Directive:
Your task is to restate the data word for word.

Collection entries:
━━━━
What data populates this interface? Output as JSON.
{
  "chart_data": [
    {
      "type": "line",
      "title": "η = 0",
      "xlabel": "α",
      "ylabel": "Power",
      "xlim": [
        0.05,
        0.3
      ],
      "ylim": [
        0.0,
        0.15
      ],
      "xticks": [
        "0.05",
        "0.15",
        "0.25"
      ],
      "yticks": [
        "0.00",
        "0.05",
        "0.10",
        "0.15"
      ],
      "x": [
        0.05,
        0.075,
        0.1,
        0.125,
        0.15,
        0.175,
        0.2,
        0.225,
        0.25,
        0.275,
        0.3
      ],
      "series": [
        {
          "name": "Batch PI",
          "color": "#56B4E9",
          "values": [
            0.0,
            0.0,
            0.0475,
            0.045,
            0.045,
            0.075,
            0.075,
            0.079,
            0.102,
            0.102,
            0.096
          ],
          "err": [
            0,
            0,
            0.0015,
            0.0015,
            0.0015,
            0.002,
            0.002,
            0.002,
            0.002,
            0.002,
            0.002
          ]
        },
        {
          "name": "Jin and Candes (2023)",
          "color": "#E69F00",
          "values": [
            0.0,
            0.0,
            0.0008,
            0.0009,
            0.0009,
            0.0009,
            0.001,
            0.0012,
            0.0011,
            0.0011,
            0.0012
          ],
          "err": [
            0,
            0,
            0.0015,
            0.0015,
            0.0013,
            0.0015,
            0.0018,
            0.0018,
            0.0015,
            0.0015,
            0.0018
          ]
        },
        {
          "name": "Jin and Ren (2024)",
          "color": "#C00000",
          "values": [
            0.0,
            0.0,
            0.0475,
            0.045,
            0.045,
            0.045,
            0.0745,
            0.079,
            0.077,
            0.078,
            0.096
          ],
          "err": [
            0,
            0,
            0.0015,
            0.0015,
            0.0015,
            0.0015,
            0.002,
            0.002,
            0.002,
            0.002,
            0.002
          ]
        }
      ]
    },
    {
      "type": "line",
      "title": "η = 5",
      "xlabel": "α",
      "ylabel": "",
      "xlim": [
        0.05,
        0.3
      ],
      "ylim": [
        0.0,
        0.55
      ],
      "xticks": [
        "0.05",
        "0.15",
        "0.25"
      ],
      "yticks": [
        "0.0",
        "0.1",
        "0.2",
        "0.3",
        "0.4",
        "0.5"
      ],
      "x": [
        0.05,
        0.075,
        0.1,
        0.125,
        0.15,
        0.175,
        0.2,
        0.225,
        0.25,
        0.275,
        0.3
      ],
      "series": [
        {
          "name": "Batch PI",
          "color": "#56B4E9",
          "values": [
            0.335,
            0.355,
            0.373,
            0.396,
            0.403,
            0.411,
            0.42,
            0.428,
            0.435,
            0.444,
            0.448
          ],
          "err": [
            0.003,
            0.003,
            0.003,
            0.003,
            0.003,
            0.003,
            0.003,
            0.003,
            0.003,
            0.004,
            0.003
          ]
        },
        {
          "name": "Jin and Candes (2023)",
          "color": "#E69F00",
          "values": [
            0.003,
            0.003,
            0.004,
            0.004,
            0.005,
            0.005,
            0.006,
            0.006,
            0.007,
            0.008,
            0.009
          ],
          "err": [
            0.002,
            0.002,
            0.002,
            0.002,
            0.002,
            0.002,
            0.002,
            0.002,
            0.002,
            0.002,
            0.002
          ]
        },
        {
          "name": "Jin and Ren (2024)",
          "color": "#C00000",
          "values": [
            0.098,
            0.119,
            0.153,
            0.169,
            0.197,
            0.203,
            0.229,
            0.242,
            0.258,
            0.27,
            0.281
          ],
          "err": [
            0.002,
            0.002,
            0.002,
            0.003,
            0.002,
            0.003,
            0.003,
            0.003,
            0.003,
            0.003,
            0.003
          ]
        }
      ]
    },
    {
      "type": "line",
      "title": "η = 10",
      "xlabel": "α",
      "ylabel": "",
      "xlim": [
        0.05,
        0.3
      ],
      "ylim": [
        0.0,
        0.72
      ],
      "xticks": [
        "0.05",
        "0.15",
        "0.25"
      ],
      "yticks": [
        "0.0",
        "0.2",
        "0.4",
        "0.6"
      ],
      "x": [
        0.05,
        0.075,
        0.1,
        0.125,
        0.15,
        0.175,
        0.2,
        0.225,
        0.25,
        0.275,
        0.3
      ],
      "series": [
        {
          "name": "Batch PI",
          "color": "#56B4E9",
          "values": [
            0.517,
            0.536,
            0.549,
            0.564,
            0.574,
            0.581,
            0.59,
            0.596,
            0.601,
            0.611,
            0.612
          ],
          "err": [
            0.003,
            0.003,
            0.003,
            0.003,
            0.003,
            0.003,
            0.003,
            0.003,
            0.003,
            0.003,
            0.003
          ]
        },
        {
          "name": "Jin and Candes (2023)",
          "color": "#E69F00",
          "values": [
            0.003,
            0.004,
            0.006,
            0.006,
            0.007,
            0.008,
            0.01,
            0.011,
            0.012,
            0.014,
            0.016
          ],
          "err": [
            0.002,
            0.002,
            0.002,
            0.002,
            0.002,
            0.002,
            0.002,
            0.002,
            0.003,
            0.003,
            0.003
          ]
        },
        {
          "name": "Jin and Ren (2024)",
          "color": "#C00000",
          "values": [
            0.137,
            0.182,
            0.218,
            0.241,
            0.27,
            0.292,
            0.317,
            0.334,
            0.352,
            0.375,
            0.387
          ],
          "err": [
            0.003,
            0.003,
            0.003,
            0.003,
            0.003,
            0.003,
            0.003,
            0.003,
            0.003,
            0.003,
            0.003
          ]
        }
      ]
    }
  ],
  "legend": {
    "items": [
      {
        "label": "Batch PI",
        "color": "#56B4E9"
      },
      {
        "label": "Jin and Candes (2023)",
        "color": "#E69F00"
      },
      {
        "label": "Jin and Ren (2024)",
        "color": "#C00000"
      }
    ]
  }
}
━━━━
Result of the task:
What data populates this interface? Output as JSON.
{
  "chart_data": [
    {
      "type": "line",
      "title": "η = 0",
      "xlabel": "α",
      "ylabel": "Power",
      "xlim": [
        0.05,
        0.3
      ],
      "ylim": [
        0.0,
        0.15
      ],
      "xticks": [
        "0.05",
        "0.15",
        "0.25"
      ],
      "yticks": [
        "0.00",
        "0.05",
        "0.10",
        "0.15"
      ],
      "x": [
        0.05,
        0.075,
        0.1,
        0.125,
        0.15,
        0.175,
        0.2,
        0.225,
        0.25,
        0.275,
        0.3
      ],
      "series": [
        {
          "name": "Batch PI",
          "color": "#56B4E9",
          "values": [
            0.0,
            0.0,
            0.0475,
            0.045,
            0.045,
            0.075,
            0.075,
            0.079,
            0.102,
            0.102,
            0.096
          ],
          "err": [
            0,
            0,
            0.0015,
            0.0015,
            0.0015,
            0.002,
            0.002,
            0.002,
            0.002,
            0.002,
            0.002
          ]
        },
        {
          "name": "Jin and Candes (2023)",
          "color": "#E69F00",
          "values": [
            0.0,
            0.0,
            0.0008,
            0.0009,
            0.0009,
            0.0009,
            0.001,
            0.0012,
            0.0011,
            0.0011,
            0.0012
          ],
          "err": [
            0,
            0,
            0.0015,
            0.0015,
            0.0013,
            0.0015,
            0.0018,
            0.0018,
            0.0015,
            0.0015,
            0.0018
          ]
        },
        {
          "name": "Jin and Ren (2024)",
          "color": "#C00000",
          "values": [
            0.0,
            0.0,
            0.0475,
            0.045,
            0.045,
            0.045,
            0.0745,
            0.079,
            0.077,
            0.078,
            0.096
          ],
          "err": [
            0,
            0,
            0.0015,
            0.0015,
            0.0015,
            0.0015,
            0.002,
            0.002,
            0.002,
            0.002,
            0.002
          ]
        }
      ]
    },
    {
      "type": "line",
      "title": "η = 5",
      "xlabel": "α",
      "ylabel": "",
      "xlim": [
        0.05,
        0.3
      ],
      "ylim": [
        0.0,
        0.55
      ],
      "xticks": [
        "0.05",
        "0.15",
        "0.25"
      ],
      "yticks": [
        "0.0",
        "0.1",
        "0.2",
        "0.3",
        "0.4",
        "0.5"
      ],
      "x": [
        0.05,
        0.075,
        0.1,
        0.125,
        0.15,
        0.175,
        0.2,
        0.225,
        0.25,
        0.275,
        0.3
      ],
      "series": [
        {
          "name": "Batch PI",
          "color": "#56B4E9",
          "values": [
            0.335,
            0.355,
            0.373,
            0.396,
            0.403,
            0.411,
            0.42,
            0.428,
            0.435,
            0.444,
            0.448
          ],
          "err": [
            0.003,
            0.003,
            0.003,
            0.003,
            0.003,
            0.003,
            0.003,
            0.003,
            0.003,
            0.004,
            0.003
          ]
        },
        {
          "name": "Jin and Candes (2023)",
          "color": "#E69F00",
          "values": [
            0.003,
            0.003,
            0.004,
            0.004,
            0.005,
            0.005,
            0.006,
            0.006,
            0.007,
            0.008,
            0.009
          ],
          "err": [
            0.002,
            0.002,
            0.002,
            0.002,
            0.002,
            0.002,
            0.002,
            0.002,
            0.002,
            0.002,
            0.002
          ]
        },
        {
          "name": "Jin and Ren (2024)",
          "color": "#C00000",
          "values": [
            0.098,
            0.119,
            0.153,
            0.169,
            0.197,
            0.203,
            0.229,
            0.242,
            0.258,
            0.27,
            0.281
          ],
          "err": [
            0.002,
            0.002,
            0.002,
            0.003,
            0.002,
            0.003,
            0.003,
            0.003,
            0.003,
            0.003,
            0.003
          ]
        }
      ]
    },
    {
      "type": "line",
      "title": "η = 10",
      "xlabel": "α",
      "ylabel": "",
      "xlim": [
        0.05,
        0.3
      ],
      "ylim": [
        0.0,
        0.72
      ],
      "xticks": [
        "0.05",
        "0.15",
        "0.25"
      ],
      "yticks": [
        "0.0",
        "0.2",
        "0.4",
        "0.6"
      ],
      "x": [
        0.05,
        0.075,
        0.1,
        0.125,
        0.15,
        0.175,
        0.2,
        0.225,
        0.25,
        0.275,
        0.3
      ],
      "series": [
        {
          "name": "Batch PI",
          "color": "#56B4E9",
          "values": [
            0.517,
            0.536,
            0.549,
            0.564,
            0.574,
            0.581,
            0.59,
            0.596,
            0.601,
            0.611,
            0.612
          ],
          "err": [
            0.003,
            0.003,
            0.003,
            0.003,
            0.003,
            0.003,
            0.003,
            0.003,
            0.003,
            0.003,
            0.003
          ]
        },
        {
          "name": "Jin and Candes (2023)",
          "color": "#E69F00",
          "values": [
            0.003,
            0.004,
            0.006,
            0.006,
            0.007,
            0.008,
            0.01,
            0.011,
            0.012,
            0.014,
            0.016
          ],
          "err": [
            0.002,
            0.002,
            0.002,
            0.002,
            0.002,
            0.002,
            0.002,
            0.002,
            0.003,
            0.003,
            0.003
          ]
        },
        {
          "name": "Jin and Ren (2024)",
          "color": "#C00000",
          "values": [
            0.137,
            0.182,
            0.218,
            0.241,
            0.27,
            0.292,
            0.317,
            0.334,
            0.352,
            0.375,
            0.387
          ],
          "err": [
            0.003,
            0.003,
            0.003,
            0.003,
            0.003,
            0.003,
            0.003,
            0.003,
            0.003,
            0.003,
            0.003
          ]
        }
      ]
    }
  ],
  "legend": {
    "items": [
      {
        "label": "Batch PI",
        "color": "#56B4E9"
      },
      {
        "label": "Jin and Candes (2023)",
        "color": "#E69F00"
      },
      {
        "label": "Jin and Ren (2024)",
        "color": "#C00000"
      }
    ]
  }
}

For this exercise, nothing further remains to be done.